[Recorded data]
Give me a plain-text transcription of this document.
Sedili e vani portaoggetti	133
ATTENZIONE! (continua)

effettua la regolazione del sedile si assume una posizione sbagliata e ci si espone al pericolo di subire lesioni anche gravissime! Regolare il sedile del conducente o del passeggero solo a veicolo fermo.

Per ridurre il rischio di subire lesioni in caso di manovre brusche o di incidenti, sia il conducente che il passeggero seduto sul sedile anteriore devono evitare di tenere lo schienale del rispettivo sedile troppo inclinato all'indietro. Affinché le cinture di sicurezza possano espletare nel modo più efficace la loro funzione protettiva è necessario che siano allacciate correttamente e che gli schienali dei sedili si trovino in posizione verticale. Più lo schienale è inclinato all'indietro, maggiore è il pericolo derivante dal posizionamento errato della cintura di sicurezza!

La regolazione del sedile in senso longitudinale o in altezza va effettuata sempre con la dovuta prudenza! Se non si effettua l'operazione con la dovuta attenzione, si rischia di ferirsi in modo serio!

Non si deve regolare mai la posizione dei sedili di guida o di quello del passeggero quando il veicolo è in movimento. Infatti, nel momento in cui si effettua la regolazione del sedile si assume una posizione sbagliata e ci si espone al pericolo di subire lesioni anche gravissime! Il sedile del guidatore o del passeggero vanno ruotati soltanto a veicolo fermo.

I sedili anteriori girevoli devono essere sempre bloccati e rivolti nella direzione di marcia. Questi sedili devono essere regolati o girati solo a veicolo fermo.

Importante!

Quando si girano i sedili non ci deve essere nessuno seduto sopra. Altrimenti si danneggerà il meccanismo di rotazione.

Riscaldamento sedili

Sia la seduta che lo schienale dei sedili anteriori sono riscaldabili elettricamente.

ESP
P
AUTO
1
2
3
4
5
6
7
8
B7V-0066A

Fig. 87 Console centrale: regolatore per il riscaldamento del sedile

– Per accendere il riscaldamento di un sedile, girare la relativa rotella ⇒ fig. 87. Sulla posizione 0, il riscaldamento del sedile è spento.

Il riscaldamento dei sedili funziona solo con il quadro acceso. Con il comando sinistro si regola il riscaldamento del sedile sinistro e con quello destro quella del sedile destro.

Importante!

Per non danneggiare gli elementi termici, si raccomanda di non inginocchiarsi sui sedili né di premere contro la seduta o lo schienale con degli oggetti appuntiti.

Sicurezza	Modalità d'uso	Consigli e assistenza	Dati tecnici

### WHAT YOU HAVE TO DO
Reproduce the data shown above exactly.

### RESULT FOR THIS EXERCISE
Give me a plain-text transcription of this document.
Sedili e vani portaoggetti	133
ATTENZIONE! (continua)

effettua la regolazione del sedile si assume una posizione sbagliata e ci si espone al pericolo di subire lesioni anche gravissime! Regolare il sedile del conducente o del passeggero solo a veicolo fermo.

Per ridurre il rischio di subire lesioni in caso di manovre brusche o di incidenti, sia il conducente che il passeggero seduto sul sedile anteriore devono evitare di tenere lo schienale del rispettivo sedile troppo inclinato all'indietro. Affinché le cinture di sicurezza possano espletare nel modo più efficace la loro funzione protettiva è necessario che siano allacciate correttamente e che gli schienali dei sedili si trovino in posizione verticale. Più lo schienale è inclinato all'indietro, maggiore è il pericolo derivante dal posizionamento errato della cintura di sicurezza!

La regolazione del sedile in senso longitudinale o in altezza va effettuata sempre con la dovuta prudenza! Se non si effettua l'operazione con la dovuta attenzione, si rischia di ferirsi in modo serio!

Non si deve regolare mai la posizione dei sedili di guida o di quello del passeggero quando il veicolo è in movimento. Infatti, nel momento in cui si effettua la regolazione del sedile si assume una posizione sbagliata e ci si espone al pericolo di subire lesioni anche gravissime! Il sedile del guidatore o del passeggero vanno ruotati soltanto a veicolo fermo.

I sedili anteriori girevoli devono essere sempre bloccati e rivolti nella direzione di marcia. Questi sedili devono essere regolati o girati solo a veicolo fermo.

Importante!

Quando si girano i sedili non ci deve essere nessuno seduto sopra. Altrimenti si danneggerà il meccanismo di rotazione.

Riscaldamento sedili

Sia la seduta che lo schienale dei sedili anteriori sono riscaldabili elettricamente.

ESP
P
AUTO
1
2
3
4
5
6
7
8
B7V-0066A

Fig. 87 Console centrale: regolatore per il riscaldamento del sedile

– Per accendere il riscaldamento di un sedile, girare la relativa rotella ⇒ fig. 87. Sulla posizione 0, il riscaldamento del sedile è spento.

Il riscaldamento dei sedili funziona solo con il quadro acceso. Con il comando sinistro si regola il riscaldamento del sedile sinistro e con quello destro quella del sedile destro.

Importante!

Per non danneggiare gli elementi termici, si raccomanda di non inginocchiarsi sui sedili né di premere contro la seduta o lo schienale con degli oggetti appuntiti.

Sicurezza	Modalità d'uso	Consigli e assistenza	Dati tecnici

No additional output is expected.